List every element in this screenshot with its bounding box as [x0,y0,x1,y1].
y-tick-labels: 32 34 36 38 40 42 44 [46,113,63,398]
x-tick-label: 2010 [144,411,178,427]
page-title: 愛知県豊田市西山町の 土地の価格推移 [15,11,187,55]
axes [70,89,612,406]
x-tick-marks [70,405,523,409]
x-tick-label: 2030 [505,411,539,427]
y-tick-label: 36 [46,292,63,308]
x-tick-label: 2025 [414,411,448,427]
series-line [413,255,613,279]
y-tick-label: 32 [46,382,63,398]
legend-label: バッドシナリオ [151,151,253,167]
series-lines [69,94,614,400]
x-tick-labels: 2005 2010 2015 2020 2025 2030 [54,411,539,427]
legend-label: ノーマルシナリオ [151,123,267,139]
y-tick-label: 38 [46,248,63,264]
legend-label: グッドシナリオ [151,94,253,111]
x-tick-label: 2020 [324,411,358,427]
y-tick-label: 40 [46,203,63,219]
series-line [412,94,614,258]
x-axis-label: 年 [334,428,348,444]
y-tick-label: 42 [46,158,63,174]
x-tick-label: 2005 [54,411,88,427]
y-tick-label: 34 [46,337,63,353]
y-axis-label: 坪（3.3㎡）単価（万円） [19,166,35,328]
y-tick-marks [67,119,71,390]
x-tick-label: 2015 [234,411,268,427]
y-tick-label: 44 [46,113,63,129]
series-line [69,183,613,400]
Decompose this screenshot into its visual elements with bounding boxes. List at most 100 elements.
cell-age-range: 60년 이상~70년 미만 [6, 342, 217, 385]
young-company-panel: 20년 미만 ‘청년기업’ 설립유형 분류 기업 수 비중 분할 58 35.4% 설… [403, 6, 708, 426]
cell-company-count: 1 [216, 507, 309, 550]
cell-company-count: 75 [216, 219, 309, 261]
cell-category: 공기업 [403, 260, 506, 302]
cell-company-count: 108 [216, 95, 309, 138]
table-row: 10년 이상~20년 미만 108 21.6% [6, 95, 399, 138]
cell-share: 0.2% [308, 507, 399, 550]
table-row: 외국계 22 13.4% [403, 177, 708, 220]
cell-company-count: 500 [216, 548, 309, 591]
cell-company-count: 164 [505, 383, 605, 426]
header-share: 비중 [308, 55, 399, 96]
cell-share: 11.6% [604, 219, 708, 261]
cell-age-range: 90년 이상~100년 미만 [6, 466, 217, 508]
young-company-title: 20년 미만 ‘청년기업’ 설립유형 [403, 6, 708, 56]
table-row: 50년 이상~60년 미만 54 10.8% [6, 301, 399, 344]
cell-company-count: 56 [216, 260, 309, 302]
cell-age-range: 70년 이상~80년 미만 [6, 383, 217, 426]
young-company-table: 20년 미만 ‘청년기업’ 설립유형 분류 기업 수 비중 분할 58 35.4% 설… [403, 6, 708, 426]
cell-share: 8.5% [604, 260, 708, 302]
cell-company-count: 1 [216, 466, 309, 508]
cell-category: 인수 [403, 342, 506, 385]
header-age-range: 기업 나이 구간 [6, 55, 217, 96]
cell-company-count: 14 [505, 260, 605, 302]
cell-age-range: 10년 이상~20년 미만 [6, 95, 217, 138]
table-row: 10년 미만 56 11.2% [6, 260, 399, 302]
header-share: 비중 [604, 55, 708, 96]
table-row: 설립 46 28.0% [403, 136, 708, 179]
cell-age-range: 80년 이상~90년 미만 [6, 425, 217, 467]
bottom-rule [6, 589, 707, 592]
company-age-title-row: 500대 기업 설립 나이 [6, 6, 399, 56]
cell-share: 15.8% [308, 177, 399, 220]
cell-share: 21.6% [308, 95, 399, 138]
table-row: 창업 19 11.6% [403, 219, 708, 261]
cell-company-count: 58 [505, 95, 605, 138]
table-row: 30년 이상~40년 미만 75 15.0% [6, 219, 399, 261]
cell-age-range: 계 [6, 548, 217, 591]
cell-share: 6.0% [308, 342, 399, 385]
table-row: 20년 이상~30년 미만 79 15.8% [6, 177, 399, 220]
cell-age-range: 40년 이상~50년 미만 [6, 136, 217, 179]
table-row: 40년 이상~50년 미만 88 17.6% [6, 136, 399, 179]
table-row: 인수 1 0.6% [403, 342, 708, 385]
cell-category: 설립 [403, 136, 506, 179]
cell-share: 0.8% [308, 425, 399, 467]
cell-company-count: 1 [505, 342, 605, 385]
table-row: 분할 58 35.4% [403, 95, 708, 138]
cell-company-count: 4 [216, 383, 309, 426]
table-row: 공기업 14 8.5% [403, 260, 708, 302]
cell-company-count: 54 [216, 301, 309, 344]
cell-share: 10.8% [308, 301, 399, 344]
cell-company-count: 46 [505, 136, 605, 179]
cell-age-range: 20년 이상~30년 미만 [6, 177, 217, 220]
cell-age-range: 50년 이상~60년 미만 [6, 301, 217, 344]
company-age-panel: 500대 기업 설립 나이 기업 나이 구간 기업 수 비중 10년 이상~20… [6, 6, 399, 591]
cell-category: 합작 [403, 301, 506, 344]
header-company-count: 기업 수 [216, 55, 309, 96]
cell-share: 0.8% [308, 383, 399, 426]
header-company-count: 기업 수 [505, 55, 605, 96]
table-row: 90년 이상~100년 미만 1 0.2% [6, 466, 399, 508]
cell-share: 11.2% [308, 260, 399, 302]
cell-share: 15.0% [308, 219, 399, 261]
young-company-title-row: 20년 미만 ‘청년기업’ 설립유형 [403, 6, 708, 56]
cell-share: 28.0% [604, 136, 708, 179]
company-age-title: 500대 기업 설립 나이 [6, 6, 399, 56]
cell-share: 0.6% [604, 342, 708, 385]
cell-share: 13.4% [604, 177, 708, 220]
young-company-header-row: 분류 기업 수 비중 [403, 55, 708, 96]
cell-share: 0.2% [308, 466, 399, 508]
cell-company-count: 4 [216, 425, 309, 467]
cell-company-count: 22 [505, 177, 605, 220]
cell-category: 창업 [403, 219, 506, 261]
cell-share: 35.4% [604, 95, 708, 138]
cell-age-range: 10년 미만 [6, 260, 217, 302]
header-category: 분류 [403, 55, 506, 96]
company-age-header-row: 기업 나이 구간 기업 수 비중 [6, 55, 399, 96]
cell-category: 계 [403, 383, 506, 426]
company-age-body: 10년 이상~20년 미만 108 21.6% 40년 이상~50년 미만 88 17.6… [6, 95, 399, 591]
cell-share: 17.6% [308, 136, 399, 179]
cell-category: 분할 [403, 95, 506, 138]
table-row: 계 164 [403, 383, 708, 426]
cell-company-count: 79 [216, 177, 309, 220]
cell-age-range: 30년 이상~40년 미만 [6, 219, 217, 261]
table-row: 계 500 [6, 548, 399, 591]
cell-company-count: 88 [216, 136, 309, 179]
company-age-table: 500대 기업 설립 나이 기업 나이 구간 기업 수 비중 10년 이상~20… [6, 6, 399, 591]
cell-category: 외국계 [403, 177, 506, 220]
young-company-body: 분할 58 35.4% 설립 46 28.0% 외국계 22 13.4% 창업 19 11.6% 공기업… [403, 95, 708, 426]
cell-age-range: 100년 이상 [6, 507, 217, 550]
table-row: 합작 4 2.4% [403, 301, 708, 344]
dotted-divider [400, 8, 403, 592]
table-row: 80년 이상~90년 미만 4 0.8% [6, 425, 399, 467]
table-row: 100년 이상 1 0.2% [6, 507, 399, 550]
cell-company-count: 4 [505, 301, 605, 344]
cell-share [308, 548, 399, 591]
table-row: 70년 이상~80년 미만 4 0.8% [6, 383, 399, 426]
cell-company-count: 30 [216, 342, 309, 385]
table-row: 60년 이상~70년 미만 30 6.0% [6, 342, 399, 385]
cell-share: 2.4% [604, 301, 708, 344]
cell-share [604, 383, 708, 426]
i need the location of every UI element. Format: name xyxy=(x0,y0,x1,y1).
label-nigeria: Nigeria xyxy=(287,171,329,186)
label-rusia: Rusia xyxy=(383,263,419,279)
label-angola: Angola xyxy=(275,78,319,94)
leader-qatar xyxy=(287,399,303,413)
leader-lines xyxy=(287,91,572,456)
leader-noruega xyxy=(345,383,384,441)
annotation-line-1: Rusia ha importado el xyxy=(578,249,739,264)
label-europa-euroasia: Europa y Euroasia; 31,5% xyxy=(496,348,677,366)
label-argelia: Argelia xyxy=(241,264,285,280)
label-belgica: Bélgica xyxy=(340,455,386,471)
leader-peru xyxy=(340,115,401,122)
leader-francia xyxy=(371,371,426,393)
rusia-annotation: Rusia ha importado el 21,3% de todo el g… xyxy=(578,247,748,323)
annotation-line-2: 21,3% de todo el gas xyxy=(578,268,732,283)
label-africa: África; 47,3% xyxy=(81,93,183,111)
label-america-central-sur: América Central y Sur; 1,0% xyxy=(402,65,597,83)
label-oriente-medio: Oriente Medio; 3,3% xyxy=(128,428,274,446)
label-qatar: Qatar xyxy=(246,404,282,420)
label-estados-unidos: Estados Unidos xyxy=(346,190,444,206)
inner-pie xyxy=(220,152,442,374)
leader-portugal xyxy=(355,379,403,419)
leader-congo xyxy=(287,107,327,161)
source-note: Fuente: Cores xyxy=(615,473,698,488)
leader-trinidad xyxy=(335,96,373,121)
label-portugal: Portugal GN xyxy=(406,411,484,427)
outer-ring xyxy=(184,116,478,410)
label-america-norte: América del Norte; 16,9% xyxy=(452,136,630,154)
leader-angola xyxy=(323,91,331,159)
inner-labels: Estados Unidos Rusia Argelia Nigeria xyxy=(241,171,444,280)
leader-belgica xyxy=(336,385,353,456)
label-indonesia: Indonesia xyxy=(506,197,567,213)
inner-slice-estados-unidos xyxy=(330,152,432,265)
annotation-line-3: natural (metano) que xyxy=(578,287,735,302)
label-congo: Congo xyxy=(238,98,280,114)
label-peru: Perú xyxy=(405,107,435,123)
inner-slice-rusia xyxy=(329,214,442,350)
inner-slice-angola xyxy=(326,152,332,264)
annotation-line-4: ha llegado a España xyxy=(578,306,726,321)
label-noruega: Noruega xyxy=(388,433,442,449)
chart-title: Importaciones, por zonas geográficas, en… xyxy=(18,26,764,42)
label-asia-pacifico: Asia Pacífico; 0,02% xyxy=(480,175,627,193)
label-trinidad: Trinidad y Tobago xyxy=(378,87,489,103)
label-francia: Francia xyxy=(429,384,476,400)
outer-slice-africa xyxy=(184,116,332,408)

————

REQUEST
Copy the lines above word for word, beginning with the first line of the records and continuing through the line that contains "legend-label: グッドシナリオ [151,94,253,111]".

OUTPUT FOR THIS TASK
List every element in this screenshot with its bounding box as [x0,y0,x1,y1].
y-tick-labels: 32 34 36 38 40 42 44 [46,113,63,398]
x-tick-label: 2010 [144,411,178,427]
page-title: 愛知県豊田市西山町の 土地の価格推移 [15,11,187,55]
axes [70,89,612,406]
x-tick-marks [70,405,523,409]
x-tick-label: 2030 [505,411,539,427]
y-tick-label: 36 [46,292,63,308]
x-tick-label: 2025 [414,411,448,427]
series-line [413,255,613,279]
y-tick-label: 32 [46,382,63,398]
legend-label: バッドシナリオ [151,151,253,167]
series-lines [69,94,614,400]
x-tick-labels: 2005 2010 2015 2020 2025 2030 [54,411,539,427]
legend-label: ノーマルシナリオ [151,123,267,139]
y-tick-label: 38 [46,248,63,264]
legend-label: グッドシナリオ [151,94,253,111]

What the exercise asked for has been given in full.